Wherever the string "proud" shows up in a line, count that line. Give the total alone.
===== Given records
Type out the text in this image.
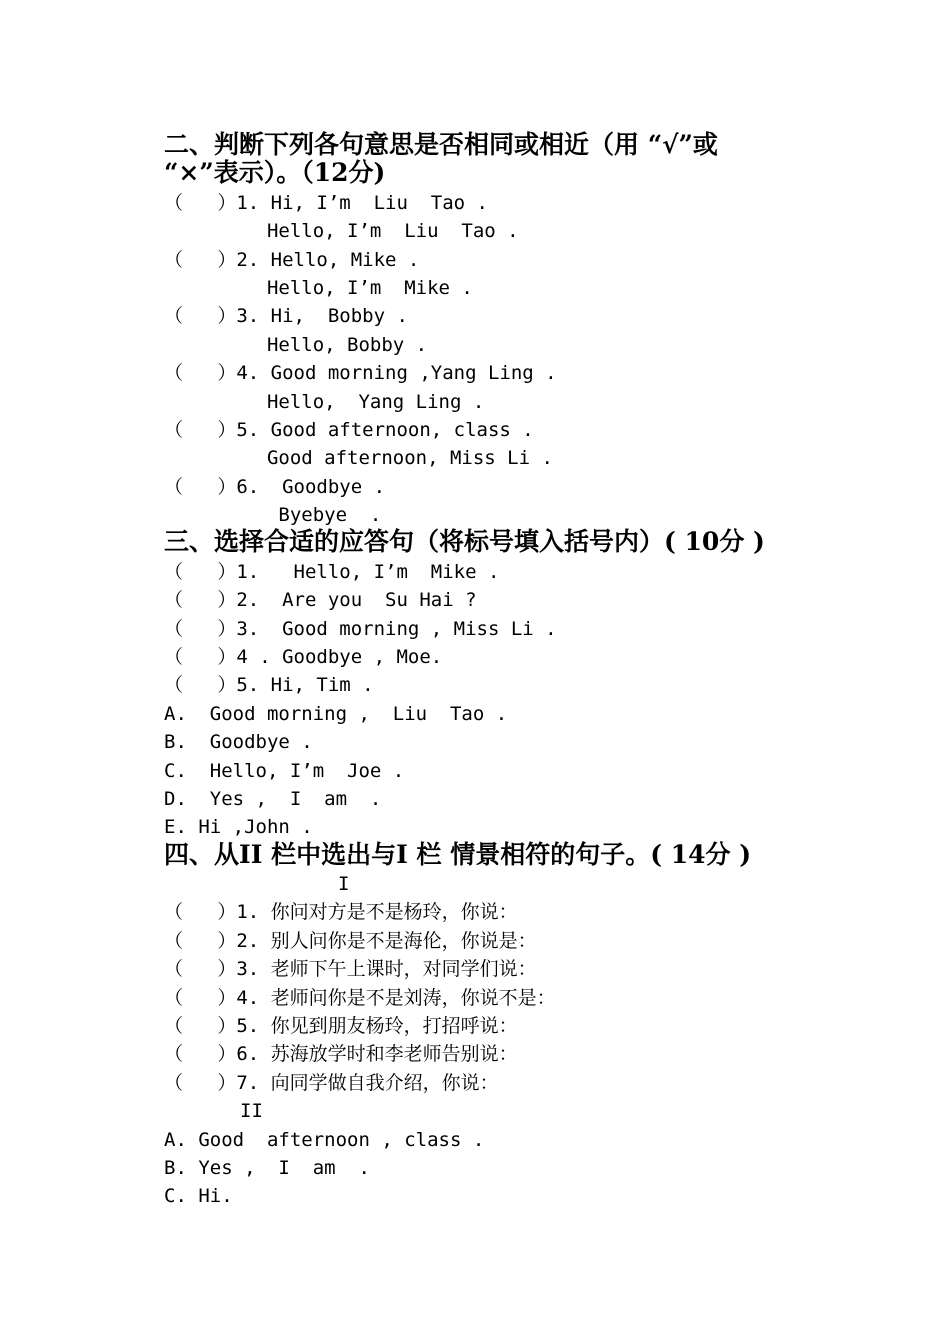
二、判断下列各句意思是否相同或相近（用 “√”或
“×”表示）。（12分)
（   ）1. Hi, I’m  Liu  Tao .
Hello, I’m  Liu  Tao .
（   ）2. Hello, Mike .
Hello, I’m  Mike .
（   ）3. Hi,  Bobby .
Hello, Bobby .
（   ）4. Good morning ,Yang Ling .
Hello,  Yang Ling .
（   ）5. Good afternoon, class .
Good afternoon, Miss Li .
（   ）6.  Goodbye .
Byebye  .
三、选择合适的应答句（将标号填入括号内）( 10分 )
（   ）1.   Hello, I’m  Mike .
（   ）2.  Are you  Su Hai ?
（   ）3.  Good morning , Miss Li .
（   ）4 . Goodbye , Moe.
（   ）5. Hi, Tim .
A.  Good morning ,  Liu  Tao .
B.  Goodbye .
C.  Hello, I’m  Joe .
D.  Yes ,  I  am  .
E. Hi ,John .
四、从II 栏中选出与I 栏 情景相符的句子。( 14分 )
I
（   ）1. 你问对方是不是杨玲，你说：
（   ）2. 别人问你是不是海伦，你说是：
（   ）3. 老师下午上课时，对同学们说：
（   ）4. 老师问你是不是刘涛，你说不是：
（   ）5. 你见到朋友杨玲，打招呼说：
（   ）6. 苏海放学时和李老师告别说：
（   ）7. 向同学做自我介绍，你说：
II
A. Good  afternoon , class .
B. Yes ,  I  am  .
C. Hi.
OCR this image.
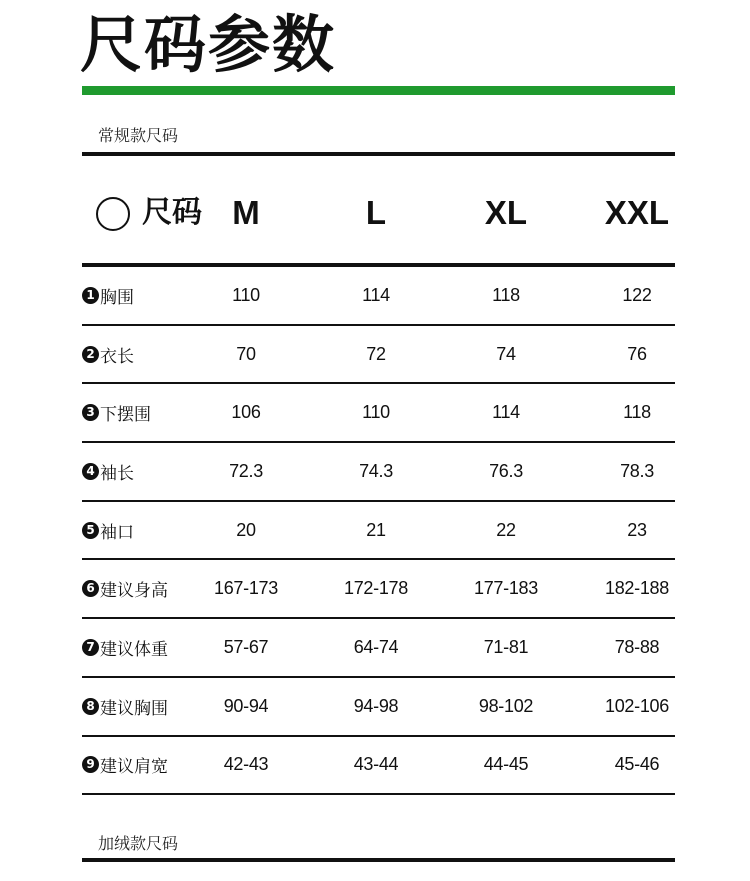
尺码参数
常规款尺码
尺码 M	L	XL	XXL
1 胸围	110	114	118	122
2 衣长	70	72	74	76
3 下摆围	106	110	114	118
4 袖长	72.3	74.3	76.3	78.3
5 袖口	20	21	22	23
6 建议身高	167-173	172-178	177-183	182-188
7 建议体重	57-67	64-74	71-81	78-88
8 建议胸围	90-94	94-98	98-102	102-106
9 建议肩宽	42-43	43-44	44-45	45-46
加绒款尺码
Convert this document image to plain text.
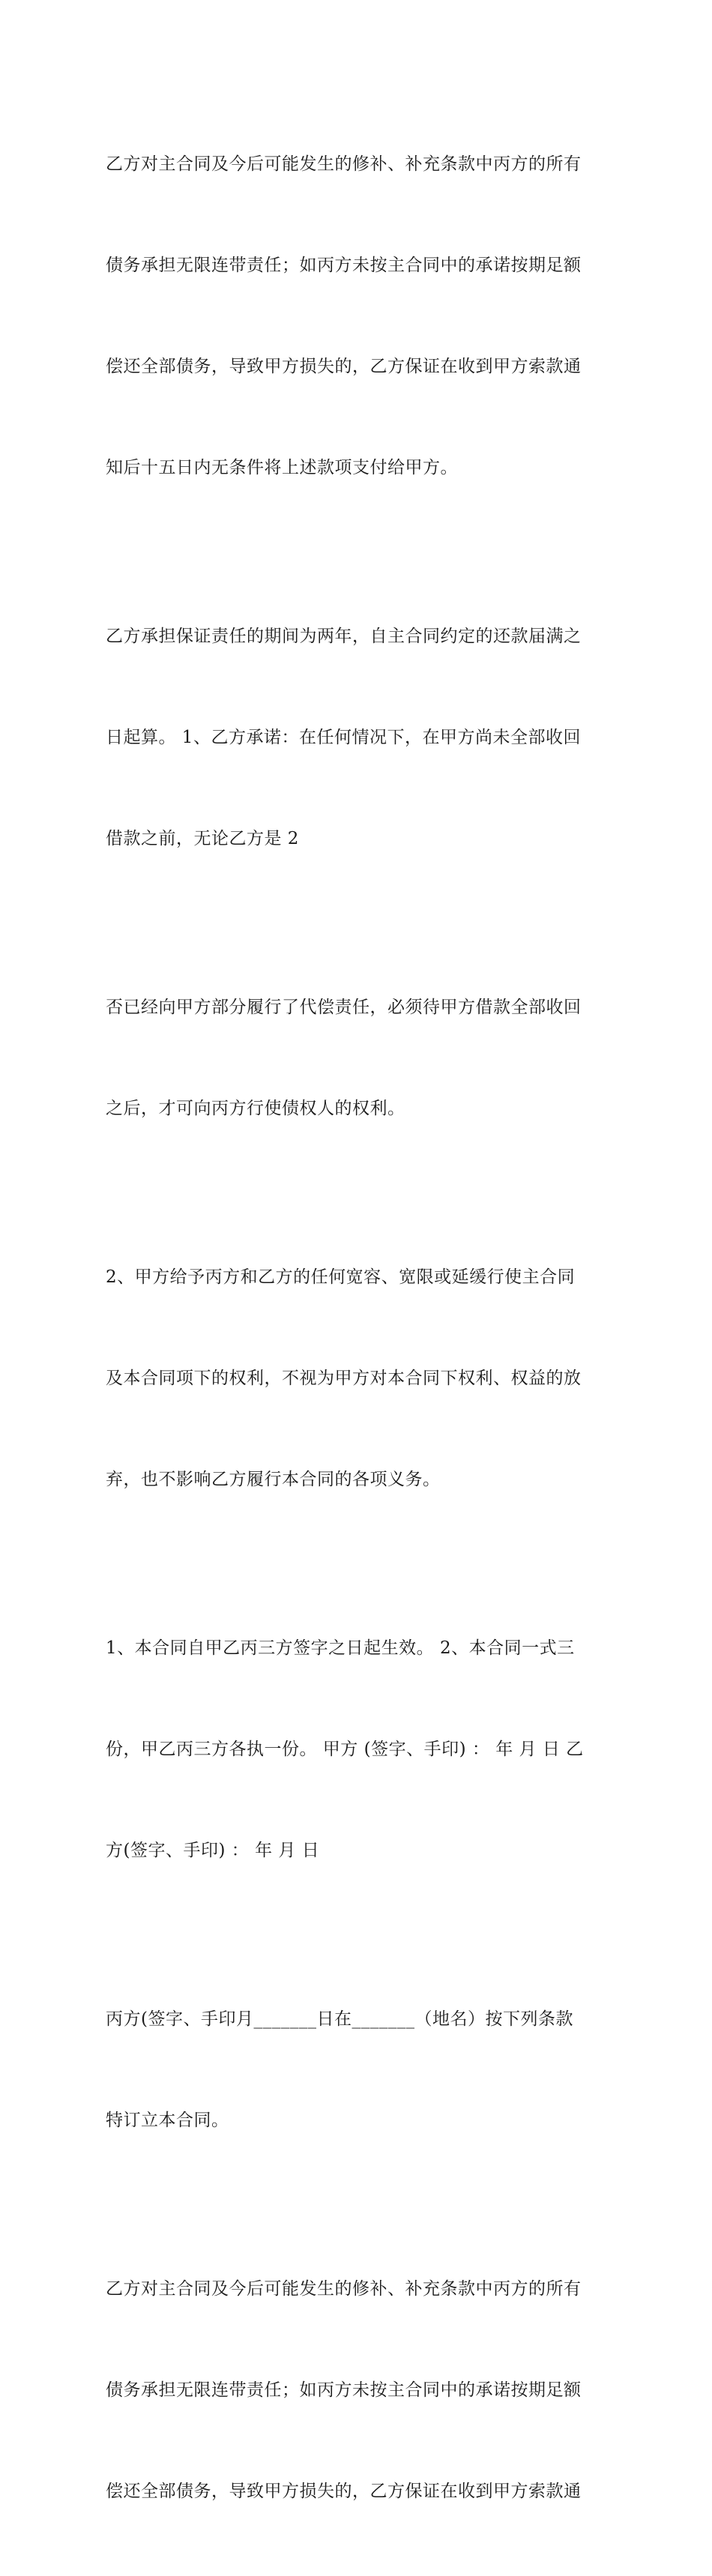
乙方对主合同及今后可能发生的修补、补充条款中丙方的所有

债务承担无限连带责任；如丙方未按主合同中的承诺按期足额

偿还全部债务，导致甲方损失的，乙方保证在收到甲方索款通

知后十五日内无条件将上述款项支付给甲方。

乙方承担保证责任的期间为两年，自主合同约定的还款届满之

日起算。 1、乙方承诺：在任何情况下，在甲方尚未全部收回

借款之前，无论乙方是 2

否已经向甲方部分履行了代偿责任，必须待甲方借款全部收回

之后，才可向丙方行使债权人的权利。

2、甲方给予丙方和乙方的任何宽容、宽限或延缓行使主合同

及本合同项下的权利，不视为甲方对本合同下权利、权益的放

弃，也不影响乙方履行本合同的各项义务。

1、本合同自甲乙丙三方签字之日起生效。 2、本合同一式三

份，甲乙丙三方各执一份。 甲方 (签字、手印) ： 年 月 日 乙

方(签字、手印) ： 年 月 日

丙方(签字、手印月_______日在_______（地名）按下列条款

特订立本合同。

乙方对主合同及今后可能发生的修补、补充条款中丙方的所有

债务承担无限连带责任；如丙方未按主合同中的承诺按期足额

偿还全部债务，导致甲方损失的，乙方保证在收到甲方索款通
==========
===== Given records
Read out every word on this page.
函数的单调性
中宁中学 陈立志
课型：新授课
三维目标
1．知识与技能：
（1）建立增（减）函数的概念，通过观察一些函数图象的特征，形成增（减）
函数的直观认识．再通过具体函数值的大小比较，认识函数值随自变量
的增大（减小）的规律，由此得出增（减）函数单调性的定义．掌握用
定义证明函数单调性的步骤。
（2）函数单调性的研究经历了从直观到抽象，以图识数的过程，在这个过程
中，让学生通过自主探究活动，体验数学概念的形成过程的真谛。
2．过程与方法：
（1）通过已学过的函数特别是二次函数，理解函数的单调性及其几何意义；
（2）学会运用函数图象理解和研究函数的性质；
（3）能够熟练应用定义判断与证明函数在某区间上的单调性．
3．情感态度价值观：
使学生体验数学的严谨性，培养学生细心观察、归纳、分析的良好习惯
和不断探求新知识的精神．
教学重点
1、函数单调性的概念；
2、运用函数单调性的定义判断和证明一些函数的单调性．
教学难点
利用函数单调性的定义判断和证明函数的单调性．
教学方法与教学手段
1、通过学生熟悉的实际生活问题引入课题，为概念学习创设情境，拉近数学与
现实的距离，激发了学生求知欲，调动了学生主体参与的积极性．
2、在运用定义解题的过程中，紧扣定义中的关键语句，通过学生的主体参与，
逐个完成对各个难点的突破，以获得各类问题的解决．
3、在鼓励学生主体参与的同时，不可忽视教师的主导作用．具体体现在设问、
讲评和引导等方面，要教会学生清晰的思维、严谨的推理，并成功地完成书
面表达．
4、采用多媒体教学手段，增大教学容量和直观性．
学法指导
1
==========
===== Given records
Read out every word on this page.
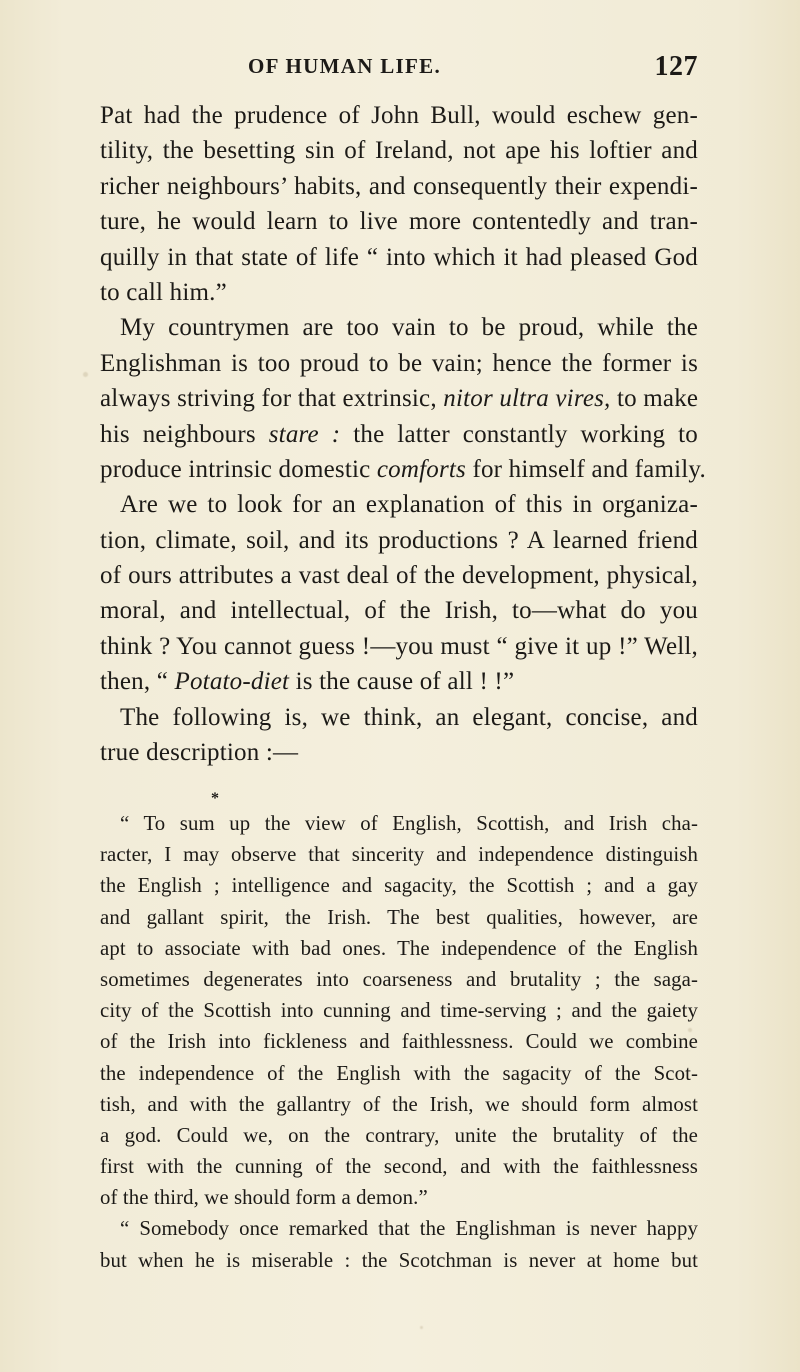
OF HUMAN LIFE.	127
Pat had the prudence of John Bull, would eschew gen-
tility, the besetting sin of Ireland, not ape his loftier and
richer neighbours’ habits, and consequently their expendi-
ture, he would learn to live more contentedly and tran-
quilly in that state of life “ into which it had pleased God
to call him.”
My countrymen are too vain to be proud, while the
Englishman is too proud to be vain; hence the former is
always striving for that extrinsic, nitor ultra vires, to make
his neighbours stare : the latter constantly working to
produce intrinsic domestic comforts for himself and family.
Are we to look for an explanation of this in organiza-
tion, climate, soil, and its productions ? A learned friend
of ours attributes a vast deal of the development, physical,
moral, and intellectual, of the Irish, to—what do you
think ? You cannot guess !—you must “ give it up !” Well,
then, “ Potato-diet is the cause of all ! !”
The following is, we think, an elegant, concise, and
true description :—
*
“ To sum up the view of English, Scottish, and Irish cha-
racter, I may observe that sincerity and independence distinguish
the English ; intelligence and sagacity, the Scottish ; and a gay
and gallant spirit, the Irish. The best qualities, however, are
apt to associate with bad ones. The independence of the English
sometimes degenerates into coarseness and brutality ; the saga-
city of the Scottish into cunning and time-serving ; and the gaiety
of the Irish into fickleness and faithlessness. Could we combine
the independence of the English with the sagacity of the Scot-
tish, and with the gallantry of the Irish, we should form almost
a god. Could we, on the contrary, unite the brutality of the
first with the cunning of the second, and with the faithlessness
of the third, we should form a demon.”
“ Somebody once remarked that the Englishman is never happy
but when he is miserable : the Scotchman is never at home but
==========
Task answer: 2